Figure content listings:
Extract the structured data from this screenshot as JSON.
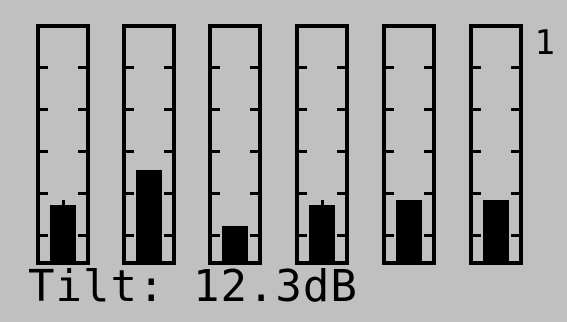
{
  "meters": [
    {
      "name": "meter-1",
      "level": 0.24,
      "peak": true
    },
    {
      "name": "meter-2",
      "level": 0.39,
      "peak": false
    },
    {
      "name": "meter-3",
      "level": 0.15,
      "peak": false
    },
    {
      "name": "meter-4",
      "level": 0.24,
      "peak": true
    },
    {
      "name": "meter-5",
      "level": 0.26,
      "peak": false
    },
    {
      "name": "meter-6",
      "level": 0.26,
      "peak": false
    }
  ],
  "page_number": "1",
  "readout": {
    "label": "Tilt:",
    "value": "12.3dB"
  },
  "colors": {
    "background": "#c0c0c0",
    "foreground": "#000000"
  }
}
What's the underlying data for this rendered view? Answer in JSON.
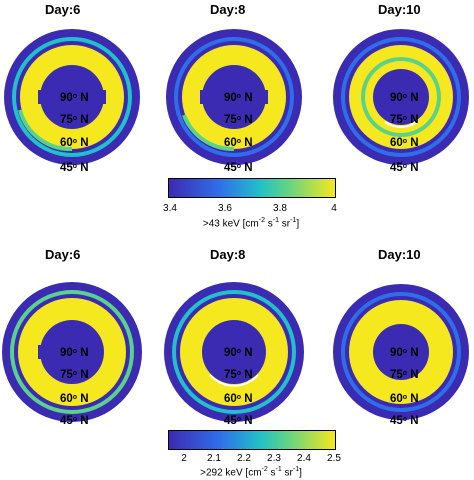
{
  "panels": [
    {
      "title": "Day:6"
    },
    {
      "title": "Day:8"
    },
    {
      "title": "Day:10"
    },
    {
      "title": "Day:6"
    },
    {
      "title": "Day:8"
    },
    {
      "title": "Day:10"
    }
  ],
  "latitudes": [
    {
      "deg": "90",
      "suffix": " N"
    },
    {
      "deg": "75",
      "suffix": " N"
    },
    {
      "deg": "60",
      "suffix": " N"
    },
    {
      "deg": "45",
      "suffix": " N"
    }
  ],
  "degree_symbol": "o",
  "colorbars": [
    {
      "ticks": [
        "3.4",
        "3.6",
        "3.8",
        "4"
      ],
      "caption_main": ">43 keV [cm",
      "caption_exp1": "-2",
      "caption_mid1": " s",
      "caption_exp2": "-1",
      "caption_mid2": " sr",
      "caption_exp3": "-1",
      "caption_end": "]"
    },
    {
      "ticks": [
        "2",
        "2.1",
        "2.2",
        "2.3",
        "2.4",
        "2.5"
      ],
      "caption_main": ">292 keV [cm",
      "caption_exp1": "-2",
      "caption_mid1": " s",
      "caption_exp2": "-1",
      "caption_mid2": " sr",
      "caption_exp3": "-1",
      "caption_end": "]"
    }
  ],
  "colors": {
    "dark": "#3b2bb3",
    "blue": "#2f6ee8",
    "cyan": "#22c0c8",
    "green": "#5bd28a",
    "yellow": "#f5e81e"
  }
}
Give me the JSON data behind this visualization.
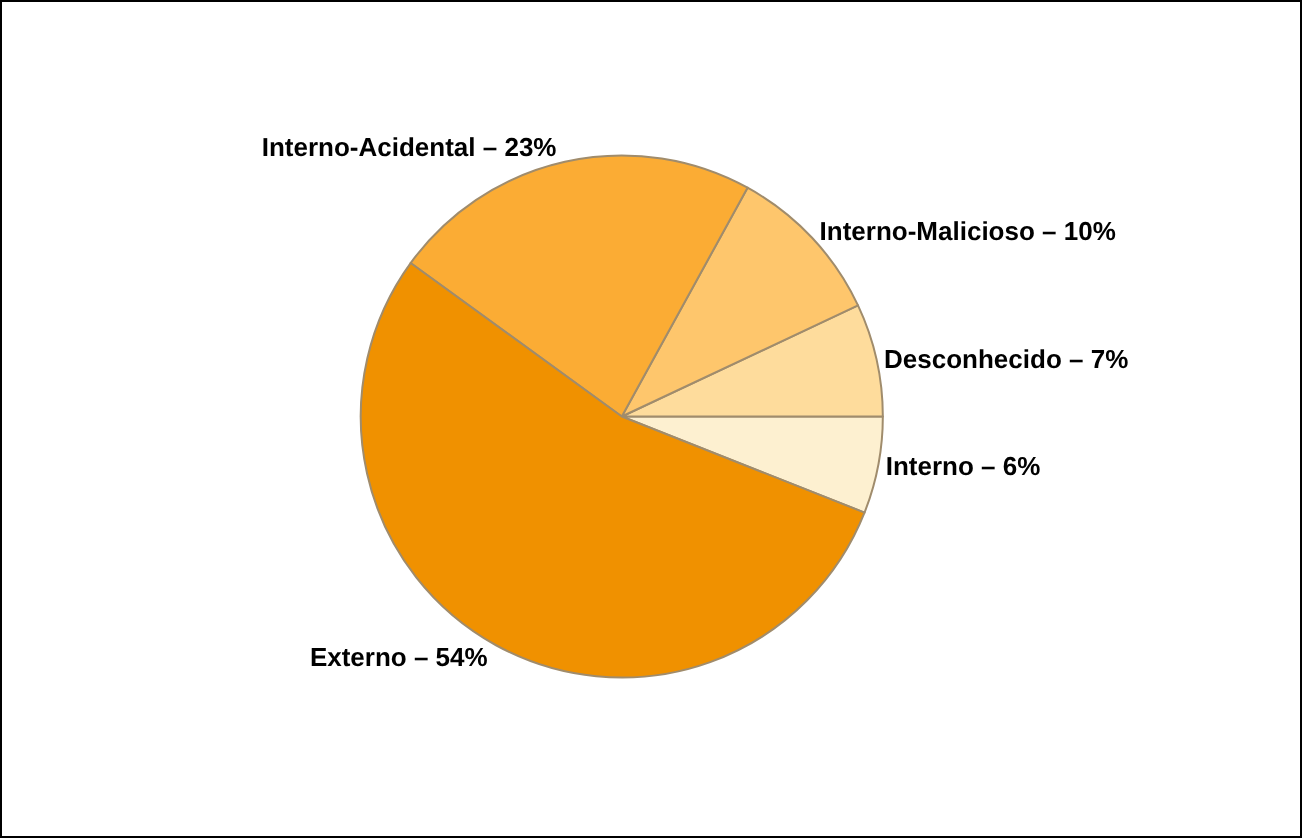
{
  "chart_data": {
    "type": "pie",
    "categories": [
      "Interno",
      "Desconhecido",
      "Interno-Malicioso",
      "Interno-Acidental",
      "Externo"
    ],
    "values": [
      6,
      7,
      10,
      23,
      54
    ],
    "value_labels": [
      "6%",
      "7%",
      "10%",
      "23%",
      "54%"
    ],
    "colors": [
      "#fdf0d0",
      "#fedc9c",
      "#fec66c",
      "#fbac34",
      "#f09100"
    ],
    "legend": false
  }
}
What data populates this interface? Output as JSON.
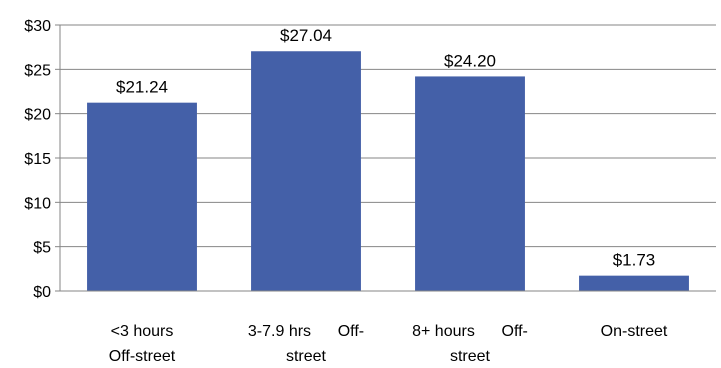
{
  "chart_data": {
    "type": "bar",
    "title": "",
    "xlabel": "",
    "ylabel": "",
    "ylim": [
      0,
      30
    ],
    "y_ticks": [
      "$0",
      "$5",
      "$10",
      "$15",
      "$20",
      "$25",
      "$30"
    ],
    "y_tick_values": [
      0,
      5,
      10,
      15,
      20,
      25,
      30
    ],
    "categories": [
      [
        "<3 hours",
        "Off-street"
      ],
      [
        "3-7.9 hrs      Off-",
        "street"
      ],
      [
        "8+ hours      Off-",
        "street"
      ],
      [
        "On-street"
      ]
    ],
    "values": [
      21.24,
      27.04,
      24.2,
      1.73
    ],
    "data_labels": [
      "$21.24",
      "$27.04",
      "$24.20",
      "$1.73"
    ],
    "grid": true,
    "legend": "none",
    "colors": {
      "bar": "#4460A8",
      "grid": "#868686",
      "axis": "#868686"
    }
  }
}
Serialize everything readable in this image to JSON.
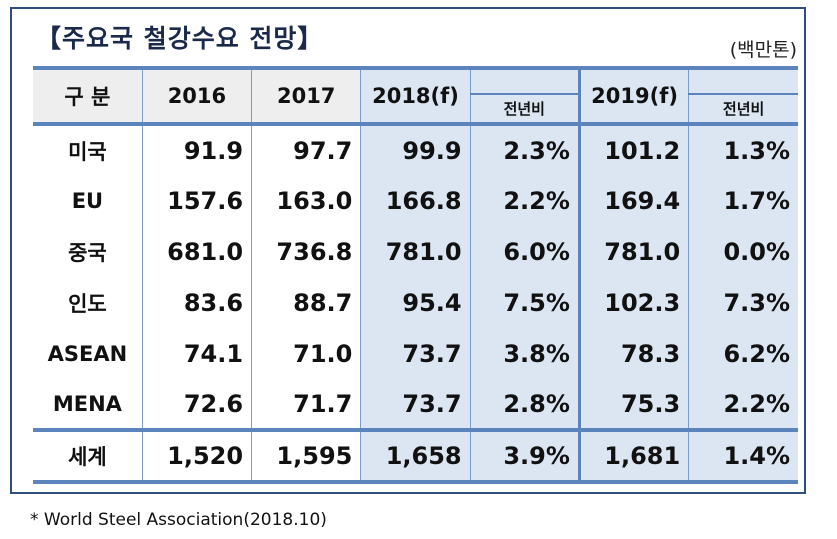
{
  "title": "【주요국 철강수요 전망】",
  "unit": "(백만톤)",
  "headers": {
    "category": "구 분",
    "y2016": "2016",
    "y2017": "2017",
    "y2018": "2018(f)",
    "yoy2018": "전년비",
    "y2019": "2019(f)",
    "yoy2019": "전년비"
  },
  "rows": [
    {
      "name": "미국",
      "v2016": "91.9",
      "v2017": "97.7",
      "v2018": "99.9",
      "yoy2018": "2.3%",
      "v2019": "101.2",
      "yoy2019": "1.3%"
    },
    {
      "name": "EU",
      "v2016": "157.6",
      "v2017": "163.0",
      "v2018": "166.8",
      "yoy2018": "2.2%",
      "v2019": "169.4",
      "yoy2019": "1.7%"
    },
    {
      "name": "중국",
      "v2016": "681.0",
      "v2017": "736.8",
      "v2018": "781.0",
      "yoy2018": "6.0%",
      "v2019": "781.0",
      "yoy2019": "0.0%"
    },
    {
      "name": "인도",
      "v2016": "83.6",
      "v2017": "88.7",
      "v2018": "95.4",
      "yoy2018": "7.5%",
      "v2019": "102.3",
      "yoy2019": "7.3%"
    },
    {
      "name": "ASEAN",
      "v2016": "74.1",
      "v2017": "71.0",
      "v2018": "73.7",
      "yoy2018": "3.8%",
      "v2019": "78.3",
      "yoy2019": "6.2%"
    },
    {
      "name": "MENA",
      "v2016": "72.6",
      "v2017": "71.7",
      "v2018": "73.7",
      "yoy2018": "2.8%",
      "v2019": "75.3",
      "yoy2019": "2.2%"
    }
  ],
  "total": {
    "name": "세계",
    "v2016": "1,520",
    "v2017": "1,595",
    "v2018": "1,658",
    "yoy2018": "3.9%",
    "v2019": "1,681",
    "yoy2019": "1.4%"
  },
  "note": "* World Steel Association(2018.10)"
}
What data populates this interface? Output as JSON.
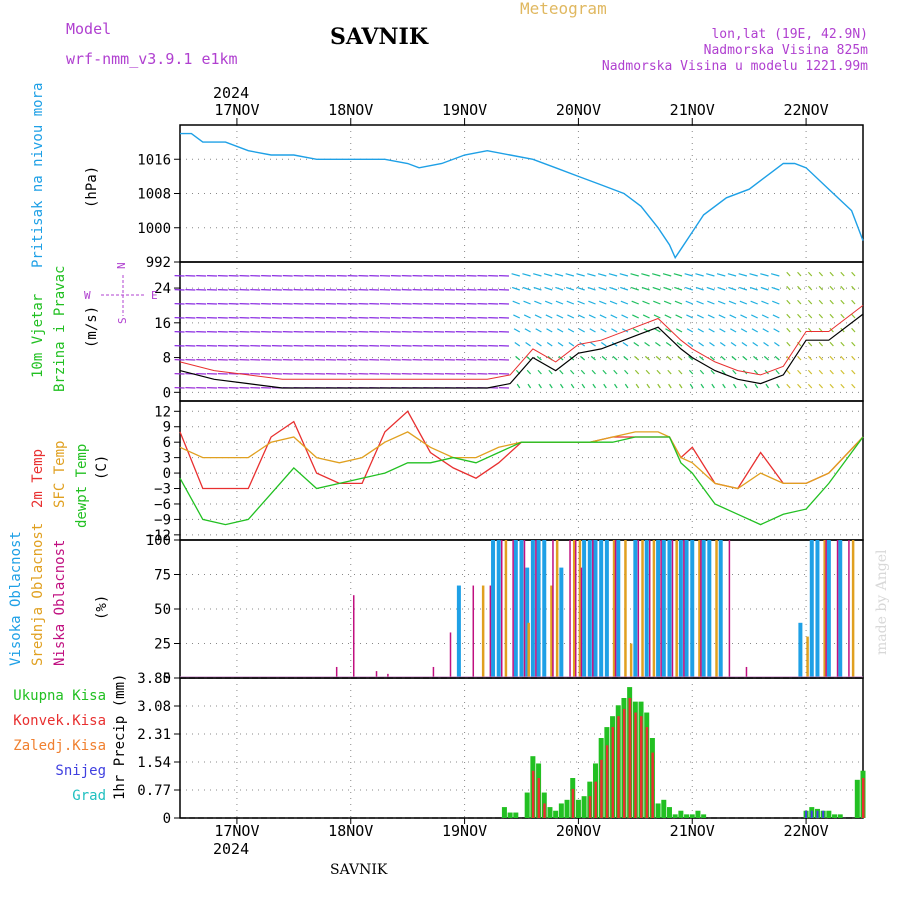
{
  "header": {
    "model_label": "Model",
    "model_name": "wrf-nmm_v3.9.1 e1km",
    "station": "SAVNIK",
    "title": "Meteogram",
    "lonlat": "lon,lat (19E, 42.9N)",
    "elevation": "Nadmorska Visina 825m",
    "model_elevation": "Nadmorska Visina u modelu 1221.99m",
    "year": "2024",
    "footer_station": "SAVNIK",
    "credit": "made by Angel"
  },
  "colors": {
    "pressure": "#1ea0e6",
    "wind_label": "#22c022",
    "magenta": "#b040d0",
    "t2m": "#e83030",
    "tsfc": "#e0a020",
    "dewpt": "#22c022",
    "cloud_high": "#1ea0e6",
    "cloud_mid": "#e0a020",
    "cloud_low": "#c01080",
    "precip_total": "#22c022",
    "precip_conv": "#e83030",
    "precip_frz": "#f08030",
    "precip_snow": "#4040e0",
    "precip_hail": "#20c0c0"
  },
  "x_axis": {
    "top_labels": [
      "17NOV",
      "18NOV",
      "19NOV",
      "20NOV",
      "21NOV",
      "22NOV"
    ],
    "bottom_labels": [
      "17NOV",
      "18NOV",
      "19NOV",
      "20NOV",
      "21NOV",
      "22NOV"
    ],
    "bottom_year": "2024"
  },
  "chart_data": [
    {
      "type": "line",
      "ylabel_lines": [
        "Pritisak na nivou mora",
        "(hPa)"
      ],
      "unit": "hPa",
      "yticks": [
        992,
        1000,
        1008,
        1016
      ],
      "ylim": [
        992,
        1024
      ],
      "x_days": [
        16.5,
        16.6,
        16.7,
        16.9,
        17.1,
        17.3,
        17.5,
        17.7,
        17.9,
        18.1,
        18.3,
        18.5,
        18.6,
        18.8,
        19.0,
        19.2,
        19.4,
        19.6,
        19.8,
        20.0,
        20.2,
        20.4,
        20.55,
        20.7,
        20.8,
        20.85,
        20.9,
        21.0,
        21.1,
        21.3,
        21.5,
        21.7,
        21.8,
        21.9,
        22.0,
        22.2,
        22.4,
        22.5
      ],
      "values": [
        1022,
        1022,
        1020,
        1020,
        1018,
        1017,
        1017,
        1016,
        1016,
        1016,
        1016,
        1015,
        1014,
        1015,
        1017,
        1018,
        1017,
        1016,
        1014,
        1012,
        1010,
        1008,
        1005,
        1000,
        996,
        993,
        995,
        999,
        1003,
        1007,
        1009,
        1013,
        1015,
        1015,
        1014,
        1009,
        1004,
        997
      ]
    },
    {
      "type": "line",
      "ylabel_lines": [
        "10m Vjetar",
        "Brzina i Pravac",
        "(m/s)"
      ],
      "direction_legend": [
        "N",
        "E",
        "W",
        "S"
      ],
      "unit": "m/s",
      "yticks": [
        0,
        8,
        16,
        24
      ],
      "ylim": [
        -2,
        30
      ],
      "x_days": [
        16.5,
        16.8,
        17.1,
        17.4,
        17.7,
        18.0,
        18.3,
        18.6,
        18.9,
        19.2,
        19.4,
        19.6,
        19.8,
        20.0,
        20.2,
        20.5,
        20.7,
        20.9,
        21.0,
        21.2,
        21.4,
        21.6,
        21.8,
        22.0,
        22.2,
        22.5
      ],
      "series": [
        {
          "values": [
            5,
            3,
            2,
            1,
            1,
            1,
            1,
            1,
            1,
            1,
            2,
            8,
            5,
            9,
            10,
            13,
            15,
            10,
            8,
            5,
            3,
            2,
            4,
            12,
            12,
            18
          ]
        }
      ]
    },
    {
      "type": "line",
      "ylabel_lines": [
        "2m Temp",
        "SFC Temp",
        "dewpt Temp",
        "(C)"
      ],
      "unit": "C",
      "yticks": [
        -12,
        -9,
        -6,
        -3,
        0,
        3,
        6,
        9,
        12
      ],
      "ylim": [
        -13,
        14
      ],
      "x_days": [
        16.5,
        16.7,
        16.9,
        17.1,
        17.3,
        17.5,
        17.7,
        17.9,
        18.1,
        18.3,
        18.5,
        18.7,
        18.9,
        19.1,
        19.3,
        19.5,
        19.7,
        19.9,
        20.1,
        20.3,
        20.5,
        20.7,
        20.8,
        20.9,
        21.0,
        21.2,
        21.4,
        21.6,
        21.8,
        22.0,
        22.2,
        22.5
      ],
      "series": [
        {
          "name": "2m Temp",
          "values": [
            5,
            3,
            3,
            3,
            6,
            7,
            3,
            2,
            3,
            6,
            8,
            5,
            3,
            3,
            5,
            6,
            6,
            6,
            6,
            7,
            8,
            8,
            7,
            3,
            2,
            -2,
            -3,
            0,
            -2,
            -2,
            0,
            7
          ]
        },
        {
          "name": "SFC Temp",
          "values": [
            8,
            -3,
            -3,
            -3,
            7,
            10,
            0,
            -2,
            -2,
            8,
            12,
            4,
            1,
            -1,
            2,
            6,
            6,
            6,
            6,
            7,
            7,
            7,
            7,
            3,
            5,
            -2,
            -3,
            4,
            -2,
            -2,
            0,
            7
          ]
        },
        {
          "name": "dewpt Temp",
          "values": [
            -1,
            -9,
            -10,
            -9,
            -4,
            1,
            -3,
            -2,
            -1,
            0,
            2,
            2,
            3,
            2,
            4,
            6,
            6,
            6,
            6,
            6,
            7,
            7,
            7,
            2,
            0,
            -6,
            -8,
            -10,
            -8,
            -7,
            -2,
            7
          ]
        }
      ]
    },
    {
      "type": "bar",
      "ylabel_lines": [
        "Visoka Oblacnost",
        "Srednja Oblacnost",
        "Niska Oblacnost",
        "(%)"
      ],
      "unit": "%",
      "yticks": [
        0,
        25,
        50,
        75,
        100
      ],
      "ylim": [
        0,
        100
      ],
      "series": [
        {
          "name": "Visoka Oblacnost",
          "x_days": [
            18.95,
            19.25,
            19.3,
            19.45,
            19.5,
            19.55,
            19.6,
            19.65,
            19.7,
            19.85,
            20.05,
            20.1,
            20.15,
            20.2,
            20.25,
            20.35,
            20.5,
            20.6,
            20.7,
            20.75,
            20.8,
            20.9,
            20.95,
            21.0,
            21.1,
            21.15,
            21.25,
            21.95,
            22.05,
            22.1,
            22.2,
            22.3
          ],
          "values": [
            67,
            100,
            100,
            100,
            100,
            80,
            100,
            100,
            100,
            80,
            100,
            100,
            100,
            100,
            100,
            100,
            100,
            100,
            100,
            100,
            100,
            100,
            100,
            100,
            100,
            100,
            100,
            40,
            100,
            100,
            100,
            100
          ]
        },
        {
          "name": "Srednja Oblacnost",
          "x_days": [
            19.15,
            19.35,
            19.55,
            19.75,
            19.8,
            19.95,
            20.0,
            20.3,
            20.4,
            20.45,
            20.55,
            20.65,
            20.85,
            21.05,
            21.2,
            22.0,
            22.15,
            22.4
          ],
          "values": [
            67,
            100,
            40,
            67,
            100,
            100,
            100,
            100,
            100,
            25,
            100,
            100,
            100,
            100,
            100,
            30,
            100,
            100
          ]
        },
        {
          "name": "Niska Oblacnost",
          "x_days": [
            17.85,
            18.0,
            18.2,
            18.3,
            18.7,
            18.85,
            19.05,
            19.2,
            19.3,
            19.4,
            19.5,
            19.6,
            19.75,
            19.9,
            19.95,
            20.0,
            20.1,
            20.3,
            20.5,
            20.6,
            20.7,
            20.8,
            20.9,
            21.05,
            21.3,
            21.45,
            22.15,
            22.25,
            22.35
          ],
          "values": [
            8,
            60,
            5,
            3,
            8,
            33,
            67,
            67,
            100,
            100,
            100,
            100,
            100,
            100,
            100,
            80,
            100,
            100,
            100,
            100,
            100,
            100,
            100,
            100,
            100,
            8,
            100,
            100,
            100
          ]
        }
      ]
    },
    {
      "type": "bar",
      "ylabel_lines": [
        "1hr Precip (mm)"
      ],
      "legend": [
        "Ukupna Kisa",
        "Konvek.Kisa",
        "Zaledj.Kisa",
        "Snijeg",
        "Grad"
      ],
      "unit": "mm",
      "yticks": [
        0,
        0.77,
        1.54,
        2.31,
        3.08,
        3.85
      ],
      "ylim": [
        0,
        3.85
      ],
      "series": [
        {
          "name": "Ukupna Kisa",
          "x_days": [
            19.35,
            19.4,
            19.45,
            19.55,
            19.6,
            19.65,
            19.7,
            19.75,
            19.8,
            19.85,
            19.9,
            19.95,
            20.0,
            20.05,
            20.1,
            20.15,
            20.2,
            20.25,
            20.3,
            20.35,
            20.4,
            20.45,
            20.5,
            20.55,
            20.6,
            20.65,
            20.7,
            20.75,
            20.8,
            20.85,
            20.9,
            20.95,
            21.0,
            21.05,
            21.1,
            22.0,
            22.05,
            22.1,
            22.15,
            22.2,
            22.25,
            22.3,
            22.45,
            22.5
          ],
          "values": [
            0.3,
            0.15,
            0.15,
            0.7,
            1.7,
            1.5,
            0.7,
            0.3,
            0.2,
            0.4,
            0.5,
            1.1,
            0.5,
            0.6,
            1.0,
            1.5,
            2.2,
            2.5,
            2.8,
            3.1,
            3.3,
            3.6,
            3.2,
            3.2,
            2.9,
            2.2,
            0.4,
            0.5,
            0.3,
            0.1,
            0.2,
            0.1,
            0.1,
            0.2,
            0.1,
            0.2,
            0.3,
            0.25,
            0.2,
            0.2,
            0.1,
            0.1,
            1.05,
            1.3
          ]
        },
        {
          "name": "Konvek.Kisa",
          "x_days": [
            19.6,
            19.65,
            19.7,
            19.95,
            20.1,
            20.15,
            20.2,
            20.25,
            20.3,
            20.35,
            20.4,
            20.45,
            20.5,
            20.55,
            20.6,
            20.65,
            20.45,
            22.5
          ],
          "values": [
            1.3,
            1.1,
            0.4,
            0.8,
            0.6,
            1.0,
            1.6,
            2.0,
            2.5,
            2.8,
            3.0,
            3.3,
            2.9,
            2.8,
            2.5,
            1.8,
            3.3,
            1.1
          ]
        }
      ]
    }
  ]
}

▸ What is being asked:
Collect each line holding the string "Niska".

▸ Exercise result:
        "Niska Oblacnost",
          "name": "Niska Oblacnost",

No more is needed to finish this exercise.